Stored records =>
--- Start ---

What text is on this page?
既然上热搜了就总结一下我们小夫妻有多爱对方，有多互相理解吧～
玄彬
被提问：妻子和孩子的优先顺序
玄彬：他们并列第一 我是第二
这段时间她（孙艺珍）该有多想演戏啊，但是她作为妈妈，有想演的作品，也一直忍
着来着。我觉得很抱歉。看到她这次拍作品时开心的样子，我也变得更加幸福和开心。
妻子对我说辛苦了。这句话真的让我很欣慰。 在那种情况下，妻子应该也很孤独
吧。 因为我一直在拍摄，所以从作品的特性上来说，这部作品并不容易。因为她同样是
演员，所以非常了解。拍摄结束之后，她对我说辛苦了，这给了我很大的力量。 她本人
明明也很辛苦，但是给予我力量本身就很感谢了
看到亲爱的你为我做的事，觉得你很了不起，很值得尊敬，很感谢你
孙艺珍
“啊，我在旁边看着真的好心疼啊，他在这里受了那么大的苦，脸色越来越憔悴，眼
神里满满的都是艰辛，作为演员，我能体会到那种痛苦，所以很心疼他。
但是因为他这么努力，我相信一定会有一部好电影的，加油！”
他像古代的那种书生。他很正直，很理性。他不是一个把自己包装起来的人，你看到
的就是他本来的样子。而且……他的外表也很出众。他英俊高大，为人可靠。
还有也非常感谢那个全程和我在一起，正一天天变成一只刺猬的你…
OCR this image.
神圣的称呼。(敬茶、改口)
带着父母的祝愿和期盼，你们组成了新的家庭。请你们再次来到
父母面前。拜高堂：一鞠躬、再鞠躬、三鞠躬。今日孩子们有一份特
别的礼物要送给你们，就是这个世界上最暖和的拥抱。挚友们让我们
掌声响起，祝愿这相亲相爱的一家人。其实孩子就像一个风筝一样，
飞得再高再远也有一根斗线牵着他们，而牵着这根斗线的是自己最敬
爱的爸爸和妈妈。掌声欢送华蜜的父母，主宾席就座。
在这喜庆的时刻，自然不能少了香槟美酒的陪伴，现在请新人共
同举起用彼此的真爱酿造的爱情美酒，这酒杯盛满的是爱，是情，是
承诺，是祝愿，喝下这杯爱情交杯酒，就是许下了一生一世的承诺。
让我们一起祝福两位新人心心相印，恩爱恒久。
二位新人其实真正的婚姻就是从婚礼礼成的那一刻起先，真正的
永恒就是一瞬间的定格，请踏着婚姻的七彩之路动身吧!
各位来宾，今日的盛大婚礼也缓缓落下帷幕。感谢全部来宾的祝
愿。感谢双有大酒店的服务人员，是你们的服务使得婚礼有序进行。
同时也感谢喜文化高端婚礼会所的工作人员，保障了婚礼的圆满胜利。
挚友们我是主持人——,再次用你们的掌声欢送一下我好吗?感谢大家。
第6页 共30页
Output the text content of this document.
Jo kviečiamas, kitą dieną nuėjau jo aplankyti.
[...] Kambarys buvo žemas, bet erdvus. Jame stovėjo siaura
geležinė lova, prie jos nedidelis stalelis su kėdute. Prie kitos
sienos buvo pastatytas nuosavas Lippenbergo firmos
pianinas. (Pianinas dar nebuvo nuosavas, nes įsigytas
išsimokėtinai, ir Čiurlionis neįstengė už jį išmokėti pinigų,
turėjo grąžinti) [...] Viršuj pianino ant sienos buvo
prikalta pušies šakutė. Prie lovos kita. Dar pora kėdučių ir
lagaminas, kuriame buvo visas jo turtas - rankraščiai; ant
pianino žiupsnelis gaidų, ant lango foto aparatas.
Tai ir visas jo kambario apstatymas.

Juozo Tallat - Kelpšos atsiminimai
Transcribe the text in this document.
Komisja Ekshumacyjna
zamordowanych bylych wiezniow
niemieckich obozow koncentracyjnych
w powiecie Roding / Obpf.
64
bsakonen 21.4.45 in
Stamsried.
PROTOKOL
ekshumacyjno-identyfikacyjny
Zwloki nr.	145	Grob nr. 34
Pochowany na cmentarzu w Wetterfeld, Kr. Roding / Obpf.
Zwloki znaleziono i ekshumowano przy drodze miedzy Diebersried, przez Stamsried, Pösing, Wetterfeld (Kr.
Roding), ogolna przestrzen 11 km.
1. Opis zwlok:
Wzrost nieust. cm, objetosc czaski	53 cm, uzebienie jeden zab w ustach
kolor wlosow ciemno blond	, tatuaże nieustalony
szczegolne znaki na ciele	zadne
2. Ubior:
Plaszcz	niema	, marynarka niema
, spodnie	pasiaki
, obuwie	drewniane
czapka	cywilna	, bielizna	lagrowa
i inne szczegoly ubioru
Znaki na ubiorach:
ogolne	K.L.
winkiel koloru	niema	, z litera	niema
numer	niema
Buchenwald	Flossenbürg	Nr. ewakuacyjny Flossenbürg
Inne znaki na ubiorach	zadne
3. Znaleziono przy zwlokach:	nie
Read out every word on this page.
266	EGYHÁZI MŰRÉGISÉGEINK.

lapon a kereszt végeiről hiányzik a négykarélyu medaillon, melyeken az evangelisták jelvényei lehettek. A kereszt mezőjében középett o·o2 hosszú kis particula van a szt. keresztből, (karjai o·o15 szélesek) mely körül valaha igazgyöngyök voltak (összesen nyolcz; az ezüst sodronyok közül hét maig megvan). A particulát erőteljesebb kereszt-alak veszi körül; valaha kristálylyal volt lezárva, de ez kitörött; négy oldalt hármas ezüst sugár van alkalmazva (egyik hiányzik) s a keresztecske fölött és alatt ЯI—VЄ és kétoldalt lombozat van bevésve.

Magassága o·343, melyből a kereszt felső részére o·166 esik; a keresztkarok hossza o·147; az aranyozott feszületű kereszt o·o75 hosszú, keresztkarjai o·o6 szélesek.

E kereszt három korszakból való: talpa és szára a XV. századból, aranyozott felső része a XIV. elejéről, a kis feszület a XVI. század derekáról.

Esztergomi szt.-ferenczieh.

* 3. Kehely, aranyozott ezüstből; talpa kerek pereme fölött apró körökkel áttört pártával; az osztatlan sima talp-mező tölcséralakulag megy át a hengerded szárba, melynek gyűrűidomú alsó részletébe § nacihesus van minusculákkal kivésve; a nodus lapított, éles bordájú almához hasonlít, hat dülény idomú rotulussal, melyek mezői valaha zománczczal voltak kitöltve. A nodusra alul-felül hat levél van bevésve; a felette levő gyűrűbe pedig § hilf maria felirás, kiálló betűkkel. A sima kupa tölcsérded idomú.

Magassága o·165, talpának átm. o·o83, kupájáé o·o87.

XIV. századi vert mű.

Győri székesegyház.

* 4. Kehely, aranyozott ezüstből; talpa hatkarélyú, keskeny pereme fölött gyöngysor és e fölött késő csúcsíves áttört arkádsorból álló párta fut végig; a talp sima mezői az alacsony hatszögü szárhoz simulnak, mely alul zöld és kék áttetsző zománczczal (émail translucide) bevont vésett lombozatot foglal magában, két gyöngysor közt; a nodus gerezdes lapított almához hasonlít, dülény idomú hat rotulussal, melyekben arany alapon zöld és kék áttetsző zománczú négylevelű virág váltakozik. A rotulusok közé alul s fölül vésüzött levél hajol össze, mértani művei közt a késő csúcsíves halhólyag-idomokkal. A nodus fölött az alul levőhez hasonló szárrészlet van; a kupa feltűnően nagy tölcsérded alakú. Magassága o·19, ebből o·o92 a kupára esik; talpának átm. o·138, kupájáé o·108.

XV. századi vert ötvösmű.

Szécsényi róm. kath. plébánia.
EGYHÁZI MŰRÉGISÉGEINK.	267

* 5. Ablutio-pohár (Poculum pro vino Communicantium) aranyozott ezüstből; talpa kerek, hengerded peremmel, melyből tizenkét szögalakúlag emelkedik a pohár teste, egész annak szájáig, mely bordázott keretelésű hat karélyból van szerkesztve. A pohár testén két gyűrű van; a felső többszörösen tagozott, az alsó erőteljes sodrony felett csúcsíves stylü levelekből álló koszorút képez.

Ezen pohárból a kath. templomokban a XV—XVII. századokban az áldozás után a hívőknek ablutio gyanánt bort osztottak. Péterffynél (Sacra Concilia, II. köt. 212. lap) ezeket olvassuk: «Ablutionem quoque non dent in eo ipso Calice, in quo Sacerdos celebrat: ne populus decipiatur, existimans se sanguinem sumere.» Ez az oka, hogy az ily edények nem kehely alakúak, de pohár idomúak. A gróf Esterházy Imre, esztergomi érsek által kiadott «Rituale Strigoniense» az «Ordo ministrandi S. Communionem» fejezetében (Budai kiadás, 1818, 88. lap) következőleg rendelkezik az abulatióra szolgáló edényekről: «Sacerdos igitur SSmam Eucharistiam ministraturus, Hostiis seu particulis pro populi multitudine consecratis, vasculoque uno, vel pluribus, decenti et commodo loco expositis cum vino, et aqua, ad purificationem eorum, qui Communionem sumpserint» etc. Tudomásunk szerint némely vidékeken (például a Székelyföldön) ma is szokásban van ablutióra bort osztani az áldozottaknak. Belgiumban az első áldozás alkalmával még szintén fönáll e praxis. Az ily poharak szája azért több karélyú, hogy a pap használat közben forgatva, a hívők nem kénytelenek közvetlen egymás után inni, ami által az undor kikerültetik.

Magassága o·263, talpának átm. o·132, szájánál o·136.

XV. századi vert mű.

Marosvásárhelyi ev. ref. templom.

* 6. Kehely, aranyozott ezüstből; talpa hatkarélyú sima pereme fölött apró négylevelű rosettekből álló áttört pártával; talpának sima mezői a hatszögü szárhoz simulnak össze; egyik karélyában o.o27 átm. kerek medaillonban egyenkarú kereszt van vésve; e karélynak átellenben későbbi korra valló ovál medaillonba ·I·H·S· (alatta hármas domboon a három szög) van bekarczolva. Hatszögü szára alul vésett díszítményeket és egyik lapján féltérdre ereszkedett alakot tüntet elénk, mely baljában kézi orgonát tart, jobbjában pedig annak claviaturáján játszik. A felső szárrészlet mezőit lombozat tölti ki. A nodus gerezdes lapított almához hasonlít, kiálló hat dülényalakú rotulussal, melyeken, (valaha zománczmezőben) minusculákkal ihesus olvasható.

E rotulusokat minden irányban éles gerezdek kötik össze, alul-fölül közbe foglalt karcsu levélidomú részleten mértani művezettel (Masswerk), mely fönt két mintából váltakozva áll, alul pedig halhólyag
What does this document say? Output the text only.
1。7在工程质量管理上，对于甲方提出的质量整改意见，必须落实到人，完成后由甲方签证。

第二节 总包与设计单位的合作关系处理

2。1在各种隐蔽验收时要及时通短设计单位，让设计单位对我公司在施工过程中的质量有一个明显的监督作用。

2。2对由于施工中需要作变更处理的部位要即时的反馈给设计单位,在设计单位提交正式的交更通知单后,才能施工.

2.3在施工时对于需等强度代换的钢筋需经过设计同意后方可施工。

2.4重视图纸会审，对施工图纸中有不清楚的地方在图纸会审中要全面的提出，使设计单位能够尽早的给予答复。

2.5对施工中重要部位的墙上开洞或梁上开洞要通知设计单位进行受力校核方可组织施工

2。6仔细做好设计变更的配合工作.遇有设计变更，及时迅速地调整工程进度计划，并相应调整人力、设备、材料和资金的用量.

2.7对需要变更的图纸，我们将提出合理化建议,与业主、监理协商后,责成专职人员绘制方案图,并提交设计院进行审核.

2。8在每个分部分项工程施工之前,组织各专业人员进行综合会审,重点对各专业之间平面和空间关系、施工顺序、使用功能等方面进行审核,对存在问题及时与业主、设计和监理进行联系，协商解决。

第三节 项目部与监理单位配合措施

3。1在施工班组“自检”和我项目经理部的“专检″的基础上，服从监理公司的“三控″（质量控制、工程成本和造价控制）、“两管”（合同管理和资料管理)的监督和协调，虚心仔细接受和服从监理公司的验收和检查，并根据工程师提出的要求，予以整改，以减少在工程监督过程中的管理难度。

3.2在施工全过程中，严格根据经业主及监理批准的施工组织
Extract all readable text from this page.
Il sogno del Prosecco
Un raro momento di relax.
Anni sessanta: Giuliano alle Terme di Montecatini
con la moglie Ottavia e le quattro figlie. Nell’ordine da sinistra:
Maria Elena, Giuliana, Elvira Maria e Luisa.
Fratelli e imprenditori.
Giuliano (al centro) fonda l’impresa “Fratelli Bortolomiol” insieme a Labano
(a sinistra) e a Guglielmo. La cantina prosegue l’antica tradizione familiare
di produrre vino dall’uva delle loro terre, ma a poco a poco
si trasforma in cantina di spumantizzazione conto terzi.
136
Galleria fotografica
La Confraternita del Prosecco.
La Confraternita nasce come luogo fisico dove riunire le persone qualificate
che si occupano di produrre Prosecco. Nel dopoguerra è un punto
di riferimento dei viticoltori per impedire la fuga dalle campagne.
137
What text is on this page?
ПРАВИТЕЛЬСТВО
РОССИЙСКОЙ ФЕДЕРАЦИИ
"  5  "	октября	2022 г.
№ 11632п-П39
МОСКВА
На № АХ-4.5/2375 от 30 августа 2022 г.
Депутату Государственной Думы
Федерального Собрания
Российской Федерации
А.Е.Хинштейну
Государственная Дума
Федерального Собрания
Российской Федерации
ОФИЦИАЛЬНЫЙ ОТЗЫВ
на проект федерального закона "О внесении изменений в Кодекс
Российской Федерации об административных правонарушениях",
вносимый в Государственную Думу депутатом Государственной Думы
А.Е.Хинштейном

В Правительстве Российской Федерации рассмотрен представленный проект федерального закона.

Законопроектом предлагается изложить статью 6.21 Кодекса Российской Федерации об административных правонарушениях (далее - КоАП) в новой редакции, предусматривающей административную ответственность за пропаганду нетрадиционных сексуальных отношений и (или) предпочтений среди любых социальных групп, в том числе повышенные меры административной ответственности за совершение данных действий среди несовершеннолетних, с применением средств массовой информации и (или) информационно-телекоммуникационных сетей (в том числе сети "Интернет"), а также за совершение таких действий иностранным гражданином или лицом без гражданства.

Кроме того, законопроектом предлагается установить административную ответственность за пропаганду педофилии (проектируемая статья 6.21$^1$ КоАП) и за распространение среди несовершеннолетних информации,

--- End ---

Challenge =>
Using the entries above, return each line in which the word "Государственной" occurs.

Completed exercise =>
Депутату Государственной Думы
вносимый в Государственную Думу депутатом Государственной Думы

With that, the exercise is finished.